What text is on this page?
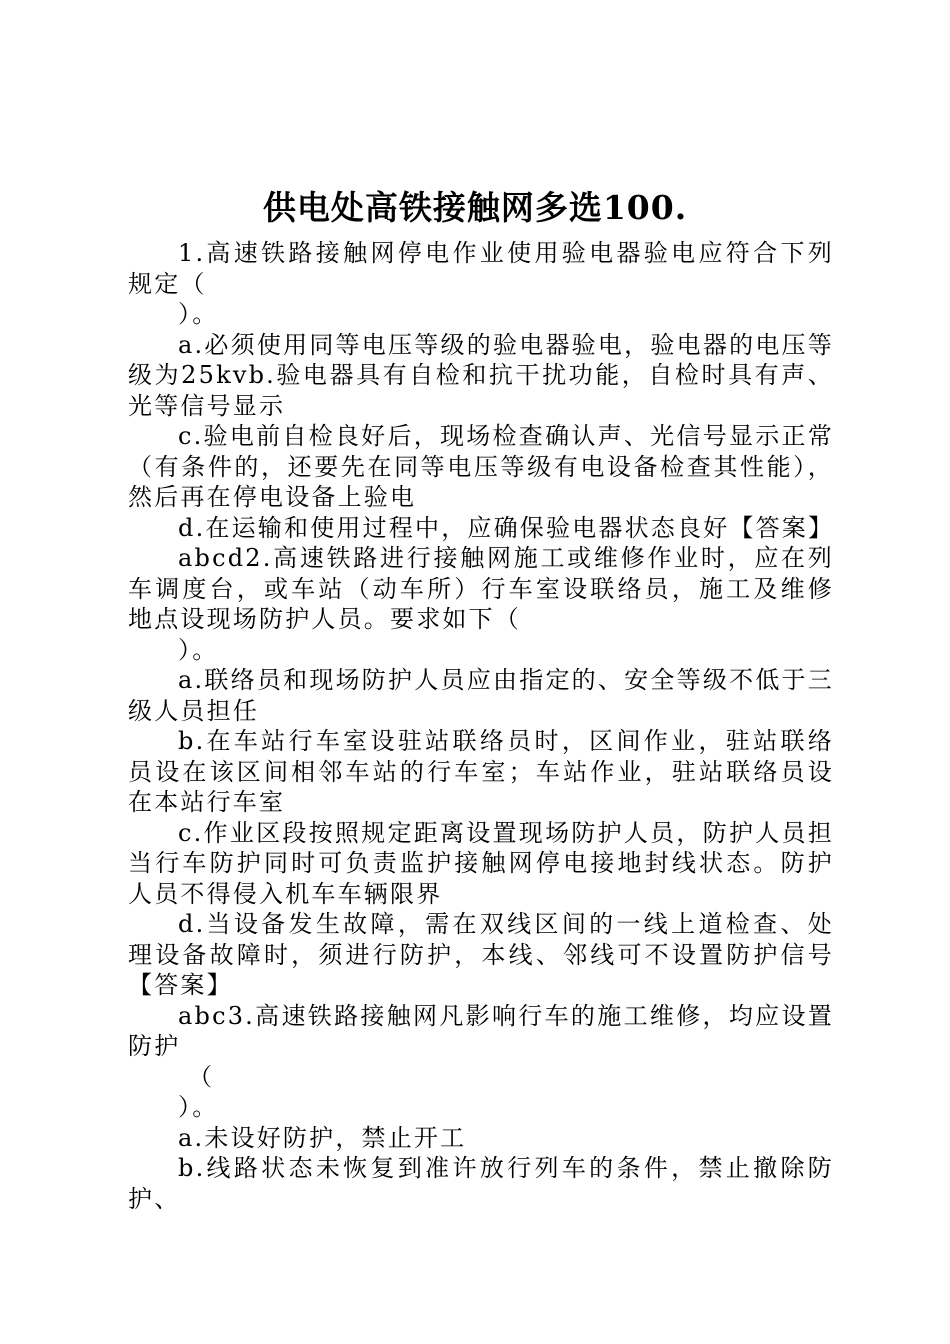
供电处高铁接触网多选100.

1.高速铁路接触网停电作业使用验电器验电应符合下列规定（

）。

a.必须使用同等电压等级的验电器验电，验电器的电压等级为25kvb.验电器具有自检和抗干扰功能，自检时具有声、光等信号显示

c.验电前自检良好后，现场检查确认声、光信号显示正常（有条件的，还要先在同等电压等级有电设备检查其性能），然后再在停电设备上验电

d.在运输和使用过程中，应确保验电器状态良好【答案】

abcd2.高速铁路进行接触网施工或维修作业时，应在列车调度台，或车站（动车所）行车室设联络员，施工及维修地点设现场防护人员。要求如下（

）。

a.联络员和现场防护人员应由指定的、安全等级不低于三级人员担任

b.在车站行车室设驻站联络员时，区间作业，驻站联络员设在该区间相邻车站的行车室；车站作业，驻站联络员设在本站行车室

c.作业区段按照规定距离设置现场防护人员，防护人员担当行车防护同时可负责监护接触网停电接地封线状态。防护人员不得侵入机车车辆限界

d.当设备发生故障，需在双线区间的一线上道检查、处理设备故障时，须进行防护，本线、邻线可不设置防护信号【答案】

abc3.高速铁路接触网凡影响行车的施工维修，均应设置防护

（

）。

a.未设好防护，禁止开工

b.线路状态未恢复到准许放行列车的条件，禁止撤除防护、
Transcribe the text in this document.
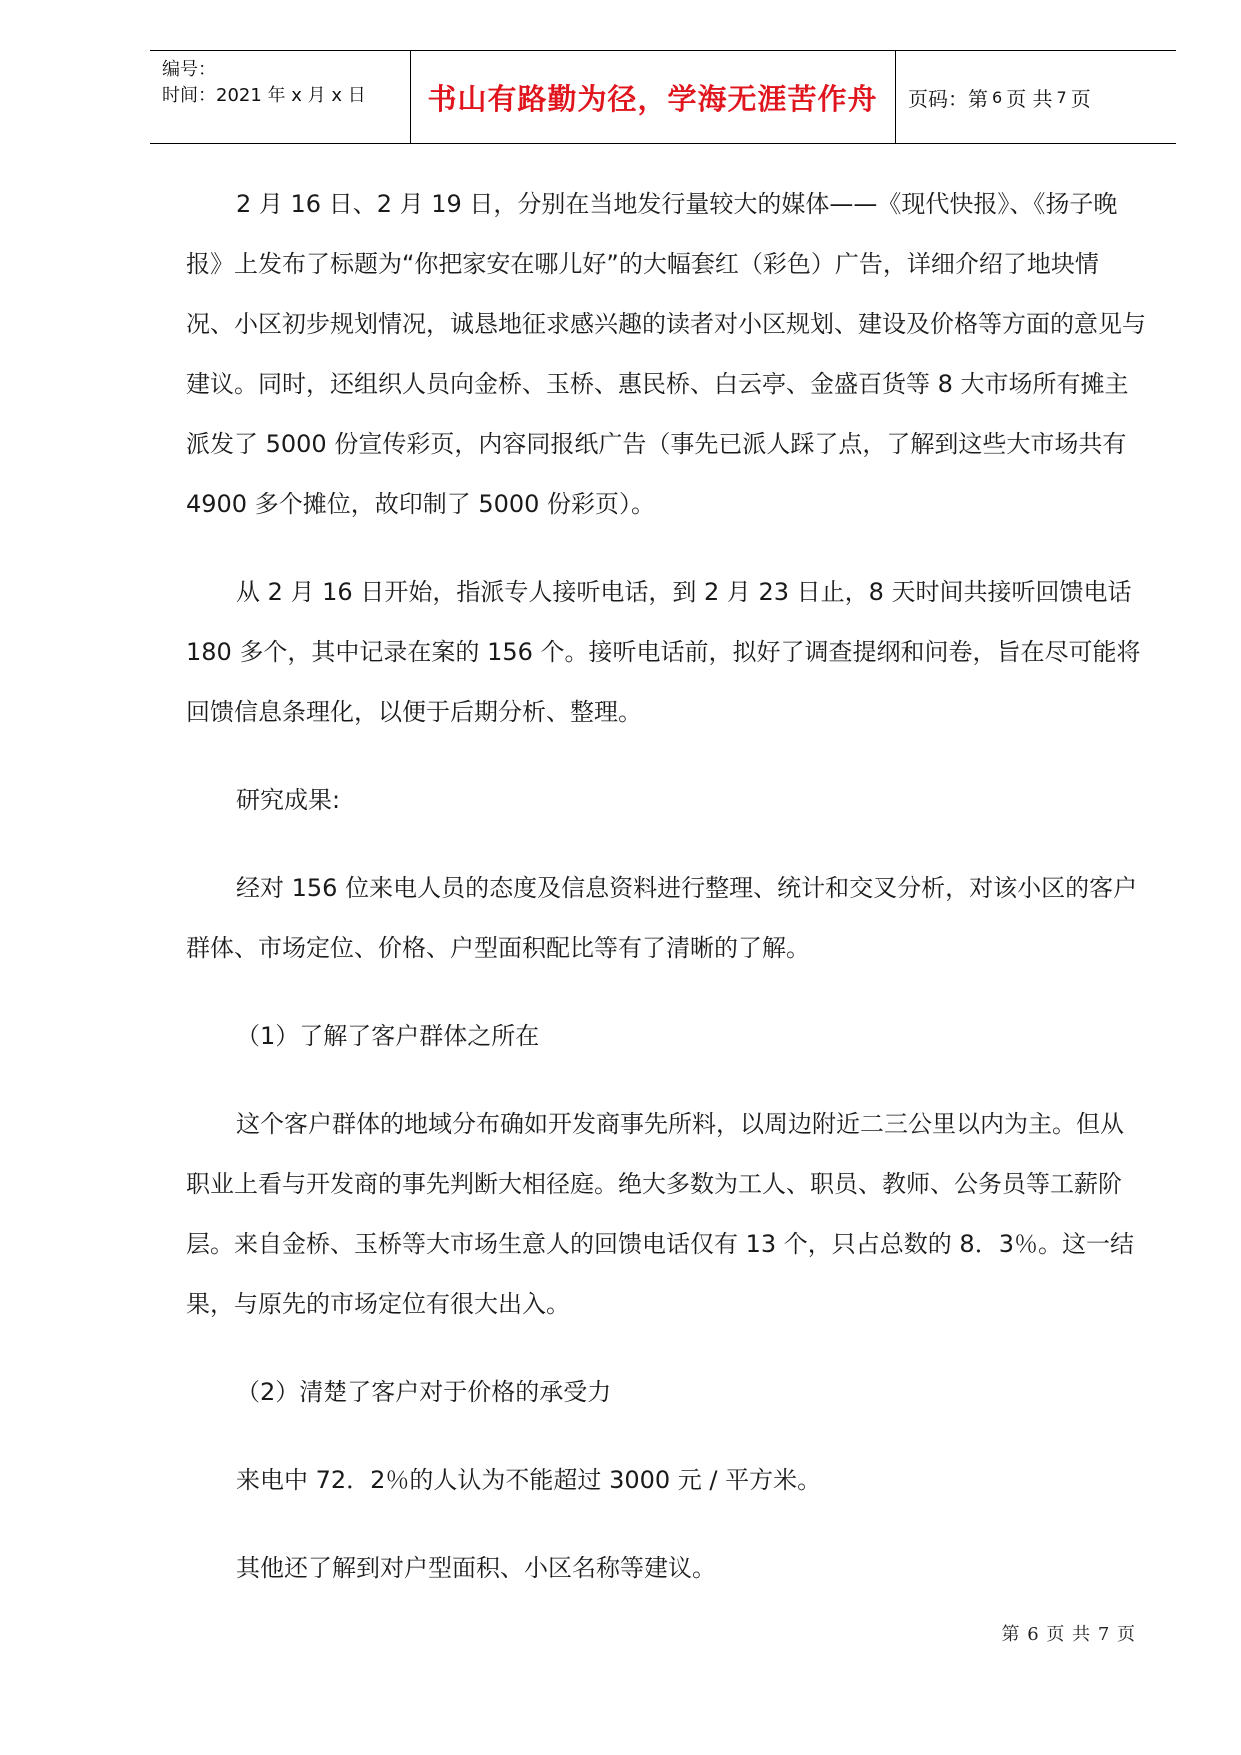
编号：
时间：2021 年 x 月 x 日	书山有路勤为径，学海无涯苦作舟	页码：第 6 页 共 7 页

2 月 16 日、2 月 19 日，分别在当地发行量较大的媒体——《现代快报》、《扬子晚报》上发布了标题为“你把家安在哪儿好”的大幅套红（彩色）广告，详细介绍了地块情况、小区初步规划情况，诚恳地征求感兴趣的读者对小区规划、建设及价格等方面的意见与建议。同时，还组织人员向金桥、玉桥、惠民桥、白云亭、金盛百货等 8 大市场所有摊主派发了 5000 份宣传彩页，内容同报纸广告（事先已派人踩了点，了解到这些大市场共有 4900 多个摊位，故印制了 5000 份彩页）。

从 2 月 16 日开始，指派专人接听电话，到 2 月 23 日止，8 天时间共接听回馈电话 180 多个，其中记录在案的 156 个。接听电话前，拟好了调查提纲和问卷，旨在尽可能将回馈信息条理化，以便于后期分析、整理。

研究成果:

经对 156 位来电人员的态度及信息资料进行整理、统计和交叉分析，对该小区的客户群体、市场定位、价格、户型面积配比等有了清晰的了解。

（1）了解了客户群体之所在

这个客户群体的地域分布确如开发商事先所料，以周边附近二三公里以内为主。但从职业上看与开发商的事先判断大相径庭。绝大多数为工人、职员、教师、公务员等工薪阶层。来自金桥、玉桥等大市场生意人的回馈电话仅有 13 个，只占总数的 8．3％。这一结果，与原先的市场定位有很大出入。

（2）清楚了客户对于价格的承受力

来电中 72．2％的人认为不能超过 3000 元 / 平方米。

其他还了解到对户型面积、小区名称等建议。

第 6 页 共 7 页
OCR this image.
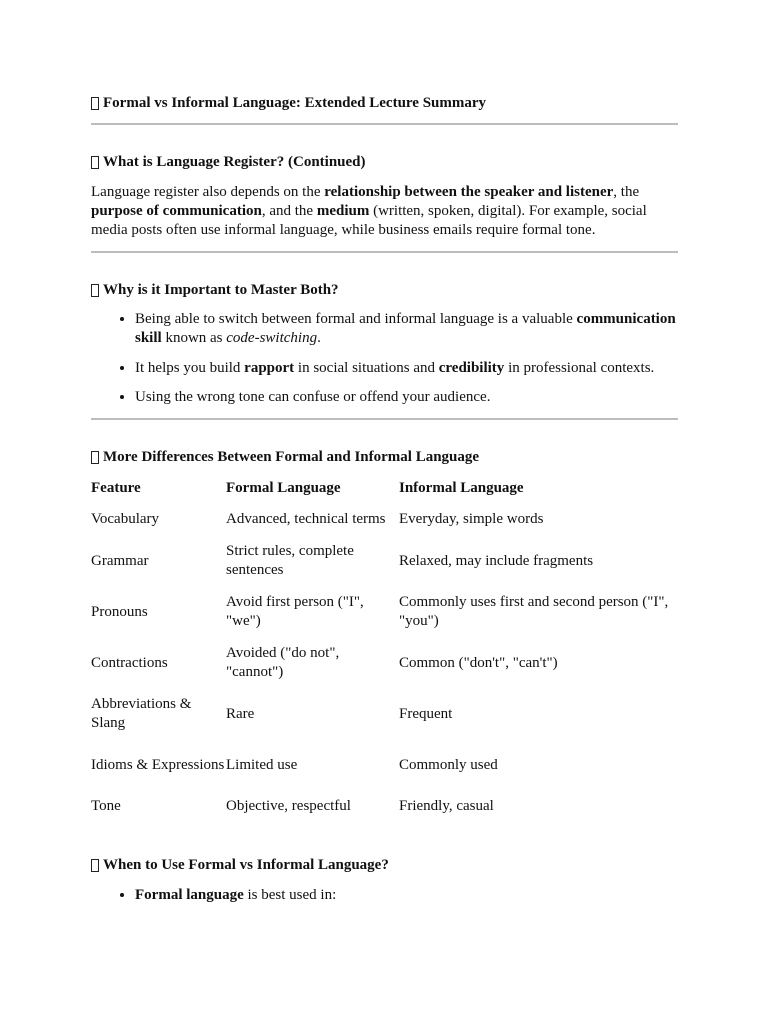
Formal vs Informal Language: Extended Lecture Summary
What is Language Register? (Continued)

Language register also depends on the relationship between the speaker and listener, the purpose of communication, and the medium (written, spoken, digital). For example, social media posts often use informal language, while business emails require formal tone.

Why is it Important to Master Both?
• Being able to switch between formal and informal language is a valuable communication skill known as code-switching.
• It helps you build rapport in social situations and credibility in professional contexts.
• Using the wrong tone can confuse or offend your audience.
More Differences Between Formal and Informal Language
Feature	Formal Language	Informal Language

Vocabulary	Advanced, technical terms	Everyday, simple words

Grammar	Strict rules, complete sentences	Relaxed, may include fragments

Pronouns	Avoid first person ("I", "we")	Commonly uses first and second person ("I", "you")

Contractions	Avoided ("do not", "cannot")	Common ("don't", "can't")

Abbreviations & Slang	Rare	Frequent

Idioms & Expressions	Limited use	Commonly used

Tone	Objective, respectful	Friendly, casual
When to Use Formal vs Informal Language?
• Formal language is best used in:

········

__WHAT IS NEEDED__. Check each line above for the word "this" and say how many have it, with nothing else.

__THE REPLY__. 3